Exercise prompt:
Transcribe all of the material exactly. Any picture in it should be left out.

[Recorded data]
------------------------------
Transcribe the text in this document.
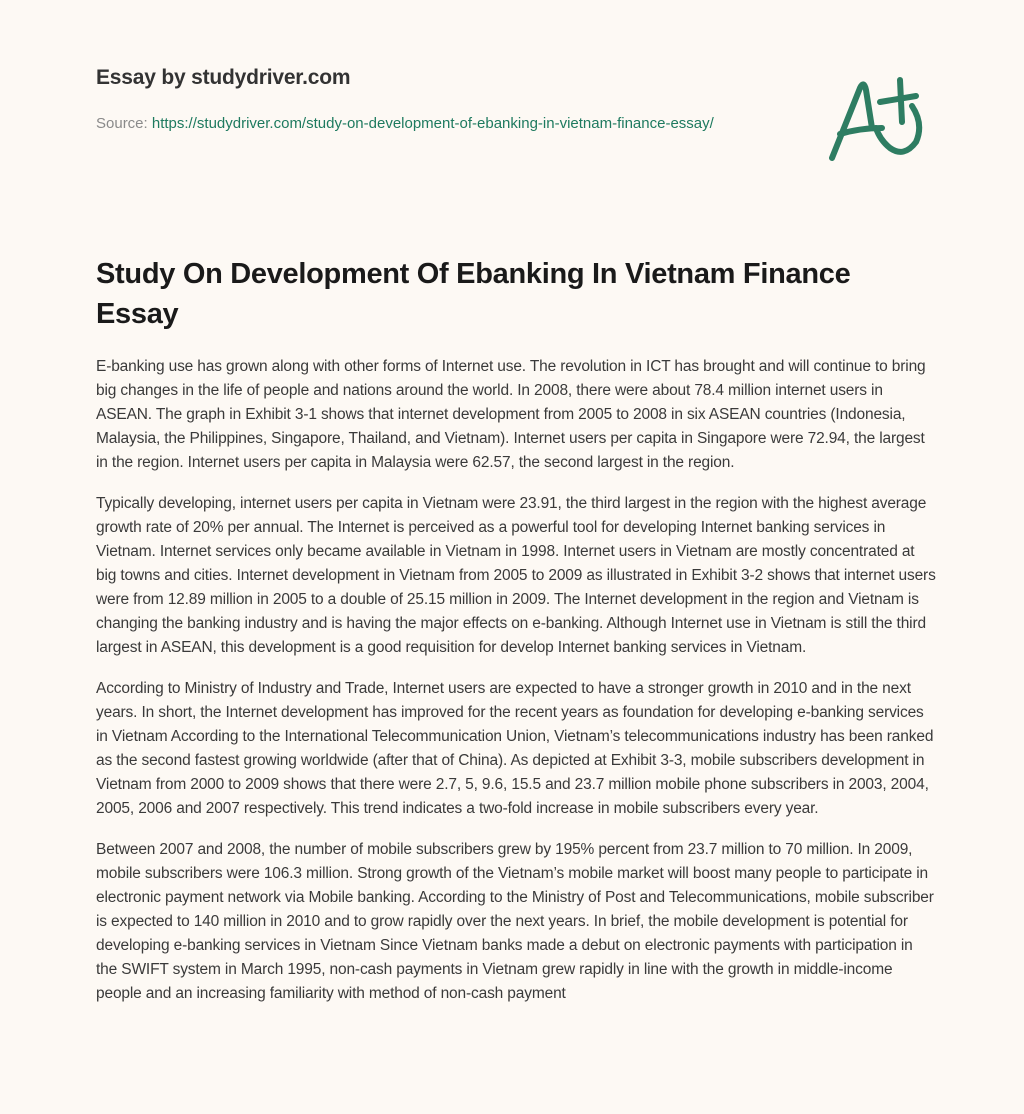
Essay by studydriver.com
Source: https://studydriver.com/study-on-development-of-ebanking-in-vietnam-finance-essay/
Study On Development Of Ebanking In Vietnam Finance Essay

E-banking use has grown along with other forms of Internet use. The revolution in ICT has brought and will continue to bring big changes in the life of people and nations around the world. In 2008, there were about 78.4 million internet users in ASEAN. The graph in Exhibit 3-1 shows that internet development from 2005 to 2008 in six ASEAN countries (Indonesia, Malaysia, the Philippines, Singapore, Thailand, and Vietnam). Internet users per capita in Singapore were 72.94, the largest in the region. Internet users per capita in Malaysia were 62.57, the second largest in the region.

Typically developing, internet users per capita in Vietnam were 23.91, the third largest in the region with the highest average growth rate of 20% per annual. The Internet is perceived as a powerful tool for developing Internet banking services in Vietnam. Internet services only became available in Vietnam in 1998. Internet users in Vietnam are mostly concentrated at big towns and cities. Internet development in Vietnam from 2005 to 2009 as illustrated in Exhibit 3-2 shows that internet users were from 12.89 million in 2005 to a double of 25.15 million in 2009. The Internet development in the region and Vietnam is changing the banking industry and is having the major effects on e-banking. Although Internet use in Vietnam is still the third largest in ASEAN, this development is a good requisition for develop Internet banking services in Vietnam.

According to Ministry of Industry and Trade, Internet users are expected to have a stronger growth in 2010 and in the next years. In short, the Internet development has improved for the recent years as foundation for developing e-banking services in Vietnam According to the International Telecommunication Union, Vietnam’s telecommunications industry has been ranked as the second fastest growing worldwide (after that of China). As depicted at Exhibit 3-3, mobile subscribers development in Vietnam from 2000 to 2009 shows that there were 2.7, 5, 9.6, 15.5 and 23.7 million mobile phone subscribers in 2003, 2004, 2005, 2006 and 2007 respectively. This trend indicates a two-fold increase in mobile subscribers every year.

Between 2007 and 2008, the number of mobile subscribers grew by 195% percent from 23.7 million to 70 million. In 2009, mobile subscribers were 106.3 million. Strong growth of the Vietnam’s mobile market will boost many people to participate in electronic payment network via Mobile banking. According to the Ministry of Post and Telecommunications, mobile subscriber is expected to 140 million in 2010 and to grow rapidly over the next years. In brief, the mobile development is potential for developing e-banking services in Vietnam Since Vietnam banks made a debut on electronic payments with participation in the SWIFT system in March 1995, non-cash payments in Vietnam grew rapidly in line with the growth in middle-income people and an increasing familiarity with method of non-cash payment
------------------------------
Exercise answer:
Transcribe the text in this document.
Essay by studydriver.com
Source: https://studydriver.com/study-on-development-of-ebanking-in-vietnam-finance-essay/
Study On Development Of Ebanking In Vietnam Finance Essay

E-banking use has grown along with other forms of Internet use. The revolution in ICT has brought and will continue to bring big changes in the life of people and nations around the world. In 2008, there were about 78.4 million internet users in ASEAN. The graph in Exhibit 3-1 shows that internet development from 2005 to 2008 in six ASEAN countries (Indonesia, Malaysia, the Philippines, Singapore, Thailand, and Vietnam). Internet users per capita in Singapore were 72.94, the largest in the region. Internet users per capita in Malaysia were 62.57, the second largest in the region.

Typically developing, internet users per capita in Vietnam were 23.91, the third largest in the region with the highest average growth rate of 20% per annual. The Internet is perceived as a powerful tool for developing Internet banking services in Vietnam. Internet services only became available in Vietnam in 1998. Internet users in Vietnam are mostly concentrated at big towns and cities. Internet development in Vietnam from 2005 to 2009 as illustrated in Exhibit 3-2 shows that internet users were from 12.89 million in 2005 to a double of 25.15 million in 2009. The Internet development in the region and Vietnam is changing the banking industry and is having the major effects on e-banking. Although Internet use in Vietnam is still the third largest in ASEAN, this development is a good requisition for develop Internet banking services in Vietnam.

According to Ministry of Industry and Trade, Internet users are expected to have a stronger growth in 2010 and in the next years. In short, the Internet development has improved for the recent years as foundation for developing e-banking services in Vietnam According to the International Telecommunication Union, Vietnam’s telecommunications industry has been ranked as the second fastest growing worldwide (after that of China). As depicted at Exhibit 3-3, mobile subscribers development in Vietnam from 2000 to 2009 shows that there were 2.7, 5, 9.6, 15.5 and 23.7 million mobile phone subscribers in 2003, 2004, 2005, 2006 and 2007 respectively. This trend indicates a two-fold increase in mobile subscribers every year.

Between 2007 and 2008, the number of mobile subscribers grew by 195% percent from 23.7 million to 70 million. In 2009, mobile subscribers were 106.3 million. Strong growth of the Vietnam’s mobile market will boost many people to participate in electronic payment network via Mobile banking. According to the Ministry of Post and Telecommunications, mobile subscriber is expected to 140 million in 2010 and to grow rapidly over the next years. In brief, the mobile development is potential for developing e-banking services in Vietnam Since Vietnam banks made a debut on electronic payments with participation in the SWIFT system in March 1995, non-cash payments in Vietnam grew rapidly in line with the growth in middle-income people and an increasing familiarity with method of non-cash payment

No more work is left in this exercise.